> **Exercise prompt**
Rewrite the lines between the one holding "32, 65, 58]" and the one holding "829, 623, 854]", inclusive, swapping "data-point" for "marker" and changing nothing else.
-- Start of Given data --
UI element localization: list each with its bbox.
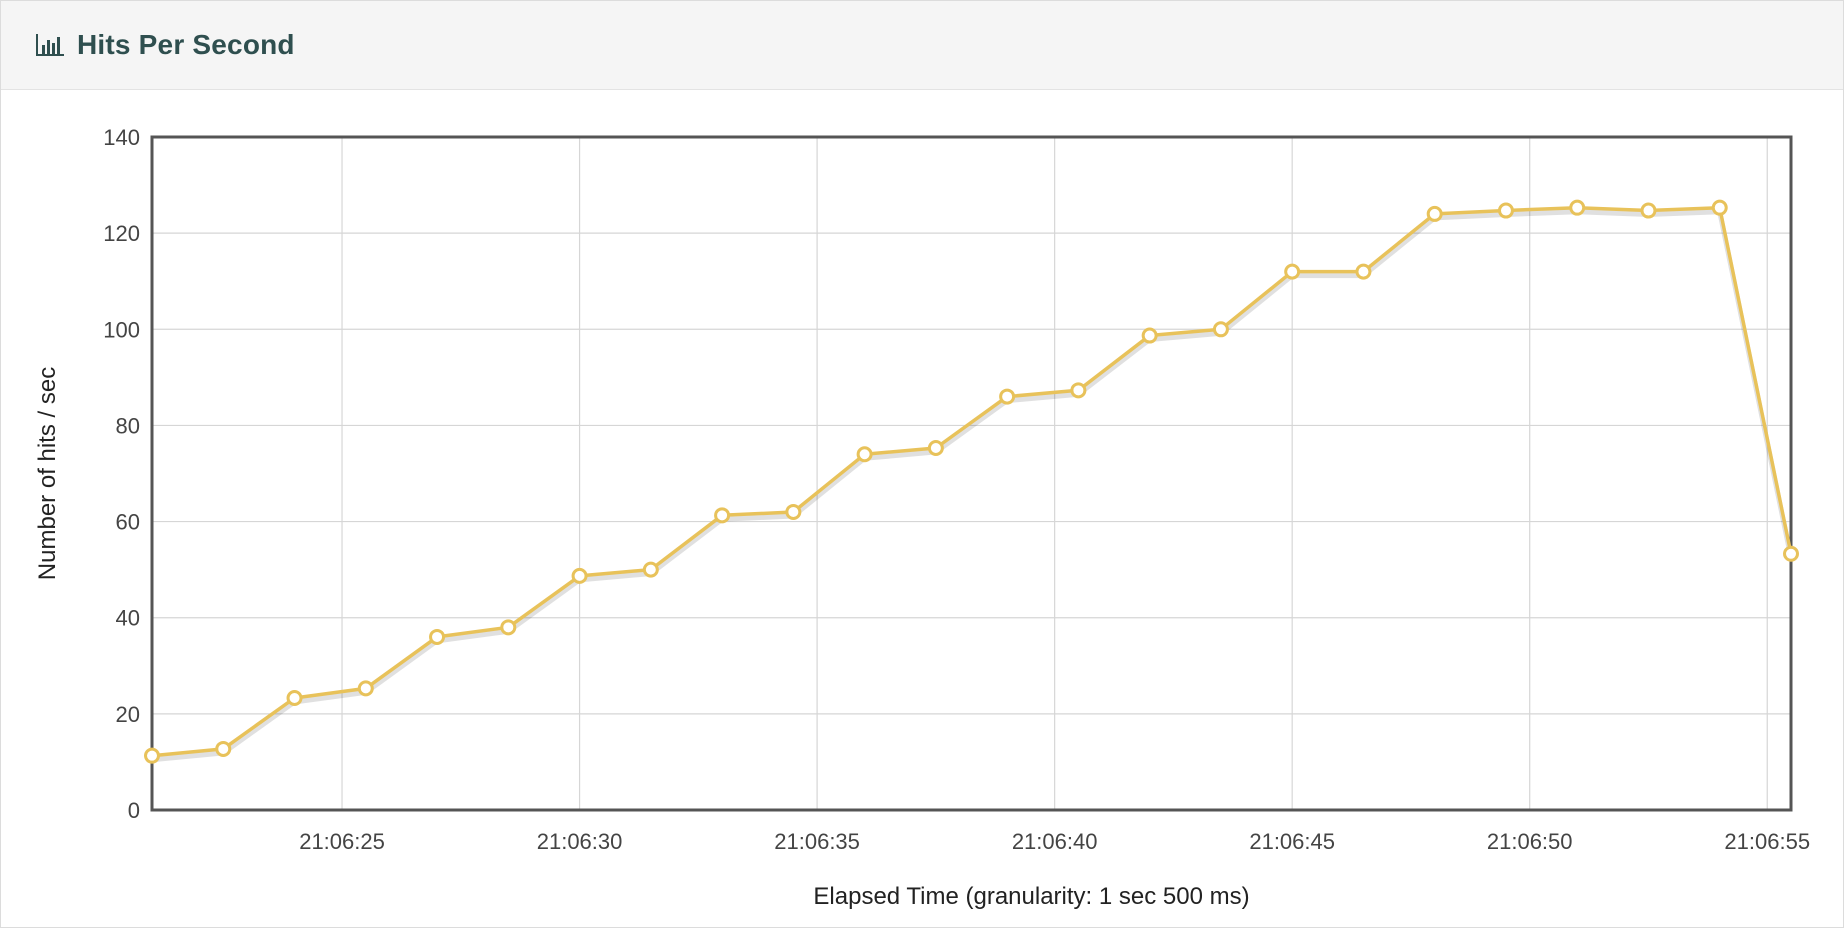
bar-chart-icon	[35, 32, 65, 58]
y-tick-label: 80	[116, 413, 140, 438]
data-point	[856, 446, 873, 463]
y-tick-label: 60	[116, 510, 140, 535]
data-point	[1640, 202, 1657, 219]
data-point	[1355, 263, 1372, 280]
x-tick-label: 21:06:30	[537, 829, 623, 854]
x-tick-label: 21:06:35	[774, 829, 860, 854]
x-axis-ticks: 21:06:25 21:06:30 21:06:35 21:06:40 21:06:45…	[299, 829, 1810, 854]
y-tick-label: 120	[103, 221, 140, 246]
series-line-shadow	[151, 209, 1794, 763]
x-axis-label: Elapsed Time (granularity: 1 sec 500 ms)	[813, 883, 1249, 910]
y-axis-ticks: 0 20 40 60 80 100 120 140	[103, 125, 140, 823]
y-tick-label: 140	[103, 125, 140, 150]
data-point	[215, 740, 232, 757]
plot-frame	[150, 135, 1793, 812]
series-line	[151, 205, 1793, 758]
data-point	[999, 388, 1016, 405]
x-tick-label: 21:06:45	[1249, 829, 1335, 854]
data-point	[500, 619, 517, 636]
x-tick-label: 21:06:55	[1724, 829, 1810, 854]
x-tick-label: 21:06:50	[1487, 829, 1573, 854]
y-tick-label: 20	[116, 702, 140, 727]
data-point	[1783, 545, 1799, 562]
data-point	[1070, 382, 1087, 399]
x-tick-label: 21:06:40	[1012, 829, 1098, 854]
data-point	[286, 689, 303, 706]
y-tick-label: 40	[116, 606, 140, 631]
data-point	[1497, 202, 1514, 219]
y-axis-label: Number of hits / sec	[34, 367, 61, 580]
panel-title: Hits Per Second	[77, 29, 295, 60]
data-point	[571, 567, 588, 584]
y-tick-label: 100	[103, 317, 140, 342]
data-point	[357, 680, 374, 697]
data-point	[927, 440, 944, 457]
data-point	[642, 561, 659, 578]
data-point	[785, 503, 802, 520]
panel-heading: Hits Per Second	[1, 1, 1843, 90]
chart-area: 0 20 40 60 80 100 120 140 21:06:25 21:06:30 21:06…	[1, 90, 1843, 927]
y-tick-label: 0	[128, 798, 140, 823]
data-point	[1569, 199, 1586, 216]
data-point	[1426, 205, 1443, 222]
data-point	[1212, 321, 1229, 338]
data-point	[1141, 327, 1158, 344]
data-point	[714, 507, 731, 524]
data-point	[1711, 199, 1728, 216]
grid	[152, 136, 1791, 811]
data-point	[1284, 263, 1301, 280]
series	[144, 199, 1799, 764]
x-tick-label: 21:06:25	[299, 829, 385, 854]
data-point	[429, 628, 446, 645]
data-point	[144, 747, 160, 764]
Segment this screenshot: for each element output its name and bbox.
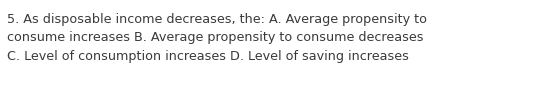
Text: 5. As disposable income decreases, the: A. Average propensity to
consume increas: 5. As disposable income decreases, the: … [7, 13, 427, 63]
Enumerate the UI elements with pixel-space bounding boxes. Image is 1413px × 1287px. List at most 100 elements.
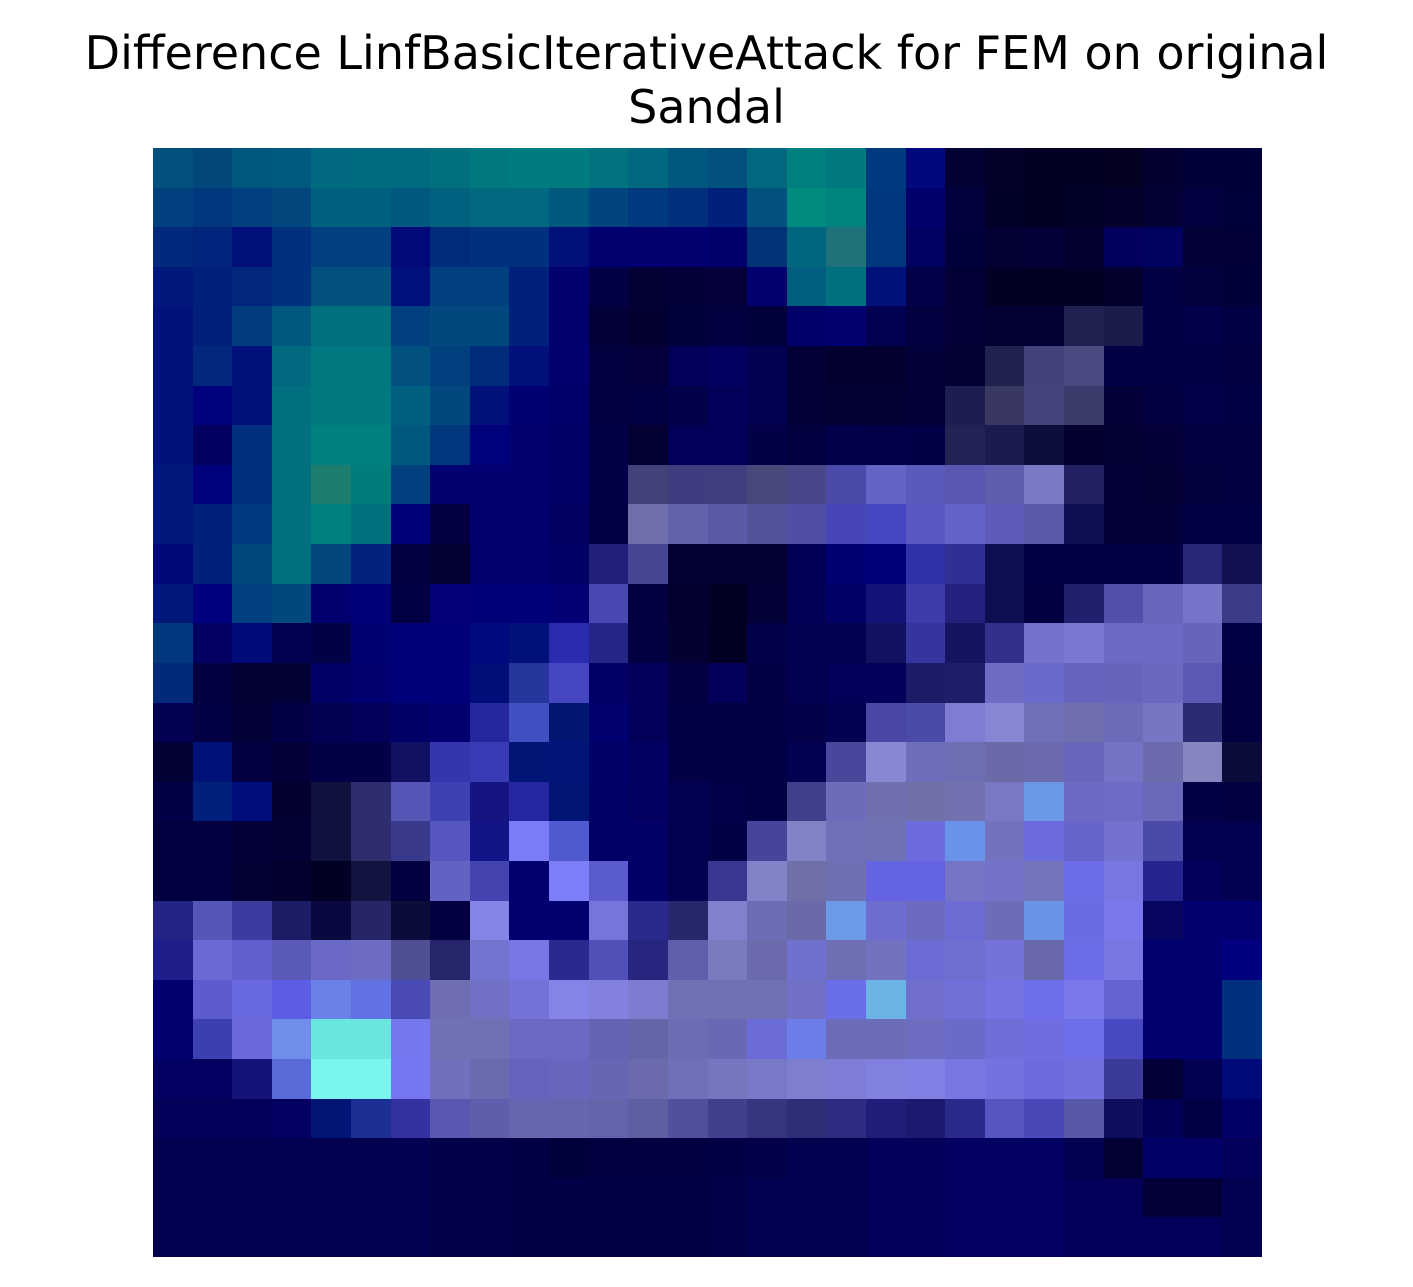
heatmap-cell-r12-c3 bbox=[272, 623, 311, 663]
heatmap-cell-r14-c10 bbox=[549, 703, 589, 742]
heatmap-cell-r25-c3 bbox=[272, 1138, 311, 1178]
heatmap-cell-r3-c3 bbox=[272, 267, 311, 306]
heatmap-cell-r14-c14 bbox=[708, 703, 747, 742]
heatmap-cell-r8-c16 bbox=[787, 465, 826, 504]
heatmap-cell-r20-c12 bbox=[628, 940, 668, 980]
heatmap-cell-r27-c14 bbox=[708, 1217, 747, 1257]
heatmap-cell-r11-c14 bbox=[708, 584, 747, 623]
heatmap-cell-r0-c23 bbox=[1064, 148, 1104, 188]
heatmap-cell-r0-c6 bbox=[391, 148, 430, 188]
heatmap-cell-r4-c2 bbox=[232, 306, 272, 346]
heatmap-cell-r5-c18 bbox=[866, 346, 906, 386]
heatmap-cell-r6-c21 bbox=[985, 386, 1024, 425]
heatmap-cell-r0-c19 bbox=[906, 148, 945, 188]
heatmap-cell-r8-c18 bbox=[866, 465, 906, 504]
heatmap-cell-r5-c2 bbox=[232, 346, 272, 386]
heatmap-cell-r2-c14 bbox=[708, 227, 747, 267]
heatmap-cell-r9-c13 bbox=[668, 504, 708, 544]
heatmap-cell-r12-c13 bbox=[668, 623, 708, 663]
heatmap-cell-r27-c0 bbox=[153, 1217, 193, 1257]
heatmap-cell-r16-c20 bbox=[945, 782, 985, 821]
heatmap-cell-r6-c23 bbox=[1064, 386, 1104, 425]
heatmap-cell-r26-c13 bbox=[668, 1178, 708, 1217]
heatmap-cell-r7-c23 bbox=[1064, 425, 1104, 465]
heatmap-cell-r12-c12 bbox=[628, 623, 668, 663]
heatmap-cell-r21-c10 bbox=[549, 980, 589, 1019]
heatmap-cell-r8-c4 bbox=[311, 465, 351, 504]
heatmap-cell-r15-c12 bbox=[628, 742, 668, 782]
heatmap-cell-r5-c9 bbox=[509, 346, 549, 386]
heatmap-cell-r23-c8 bbox=[470, 1059, 509, 1099]
heatmap-cell-r10-c8 bbox=[470, 544, 509, 584]
heatmap-cell-r10-c0 bbox=[153, 544, 193, 584]
heatmap-cell-r23-c0 bbox=[153, 1059, 193, 1099]
heatmap-cell-r12-c15 bbox=[747, 623, 787, 663]
heatmap-cell-r14-c23 bbox=[1064, 703, 1104, 742]
heatmap-cell-r20-c14 bbox=[708, 940, 747, 980]
heatmap-cell-r25-c6 bbox=[391, 1138, 430, 1178]
heatmap-cell-r10-c19 bbox=[906, 544, 945, 584]
heatmap-cell-r8-c12 bbox=[628, 465, 668, 504]
heatmap-cell-r17-c24 bbox=[1104, 821, 1143, 861]
heatmap-cell-r0-c21 bbox=[985, 148, 1024, 188]
heatmap-cell-r16-c18 bbox=[866, 782, 906, 821]
heatmap-cell-r19-c7 bbox=[430, 901, 470, 940]
heatmap-cell-r19-c24 bbox=[1104, 901, 1143, 940]
heatmap-cell-r10-c4 bbox=[311, 544, 351, 584]
heatmap-cell-r4-c4 bbox=[311, 306, 351, 346]
heatmap-cell-r20-c27 bbox=[1222, 940, 1262, 980]
heatmap-cell-r2-c15 bbox=[747, 227, 787, 267]
heatmap-cell-r26-c24 bbox=[1104, 1178, 1143, 1217]
heatmap-cell-r20-c26 bbox=[1183, 940, 1222, 980]
heatmap-cell-r14-c2 bbox=[232, 703, 272, 742]
heatmap-cell-r22-c26 bbox=[1183, 1019, 1222, 1059]
heatmap-cell-r5-c21 bbox=[985, 346, 1024, 386]
heatmap-cell-r17-c9 bbox=[509, 821, 549, 861]
heatmap-cell-r25-c11 bbox=[589, 1138, 628, 1178]
heatmap-cell-r6-c27 bbox=[1222, 386, 1262, 425]
heatmap-cell-r12-c2 bbox=[232, 623, 272, 663]
heatmap-cell-r6-c26 bbox=[1183, 386, 1222, 425]
heatmap-cell-r9-c7 bbox=[430, 504, 470, 544]
heatmap-cell-r20-c20 bbox=[945, 940, 985, 980]
heatmap-cell-r12-c7 bbox=[430, 623, 470, 663]
heatmap-cell-r10-c23 bbox=[1064, 544, 1104, 584]
heatmap-cell-r16-c8 bbox=[470, 782, 509, 821]
heatmap-cell-r11-c16 bbox=[787, 584, 826, 623]
heatmap-cell-r2-c7 bbox=[430, 227, 470, 267]
heatmap-cell-r11-c1 bbox=[193, 584, 232, 623]
heatmap-cell-r0-c22 bbox=[1024, 148, 1064, 188]
heatmap-cell-r6-c1 bbox=[193, 386, 232, 425]
heatmap-cell-r8-c6 bbox=[391, 465, 430, 504]
heatmap-cell-r15-c2 bbox=[232, 742, 272, 782]
heatmap-cell-r23-c21 bbox=[985, 1059, 1024, 1099]
heatmap-cell-r10-c15 bbox=[747, 544, 787, 584]
heatmap-cell-r0-c3 bbox=[272, 148, 311, 188]
heatmap-cell-r6-c20 bbox=[945, 386, 985, 425]
heatmap-cell-r4-c8 bbox=[470, 306, 509, 346]
heatmap-cell-r9-c3 bbox=[272, 504, 311, 544]
heatmap-cell-r26-c12 bbox=[628, 1178, 668, 1217]
heatmap-cell-r22-c9 bbox=[509, 1019, 549, 1059]
heatmap-cell-r1-c11 bbox=[589, 188, 628, 227]
heatmap-cell-r9-c27 bbox=[1222, 504, 1262, 544]
heatmap-cell-r24-c20 bbox=[945, 1099, 985, 1138]
heatmap-cell-r15-c16 bbox=[787, 742, 826, 782]
heatmap-cell-r7-c14 bbox=[708, 425, 747, 465]
heatmap-cell-r6-c7 bbox=[430, 386, 470, 425]
heatmap-cell-r24-c15 bbox=[747, 1099, 787, 1138]
heatmap-cell-r7-c3 bbox=[272, 425, 311, 465]
heatmap-cell-r2-c16 bbox=[787, 227, 826, 267]
heatmap-cell-r14-c9 bbox=[509, 703, 549, 742]
heatmap-cell-r17-c11 bbox=[589, 821, 628, 861]
heatmap-cell-r14-c3 bbox=[272, 703, 311, 742]
heatmap-cell-r1-c6 bbox=[391, 188, 430, 227]
heatmap-cell-r8-c7 bbox=[430, 465, 470, 504]
heatmap-cell-r15-c9 bbox=[509, 742, 549, 782]
heatmap-cell-r14-c0 bbox=[153, 703, 193, 742]
heatmap-cell-r27-c5 bbox=[351, 1217, 391, 1257]
heatmap-cell-r8-c19 bbox=[906, 465, 945, 504]
heatmap-cell-r0-c16 bbox=[787, 148, 826, 188]
heatmap-cell-r4-c0 bbox=[153, 306, 193, 346]
heatmap-cell-r18-c16 bbox=[787, 861, 826, 901]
-- End of Given data --
> **Response below**
bar-chart-icon	[35, 32, 65, 58]
y-tick-label: 80	[116, 413, 140, 438]
marker	[856, 446, 873, 463]
y-tick-label: 60	[116, 510, 140, 535]
marker	[1640, 202, 1657, 219]
marker	[1355, 263, 1372, 280]
x-tick-label: 21:06:30	[537, 829, 623, 854]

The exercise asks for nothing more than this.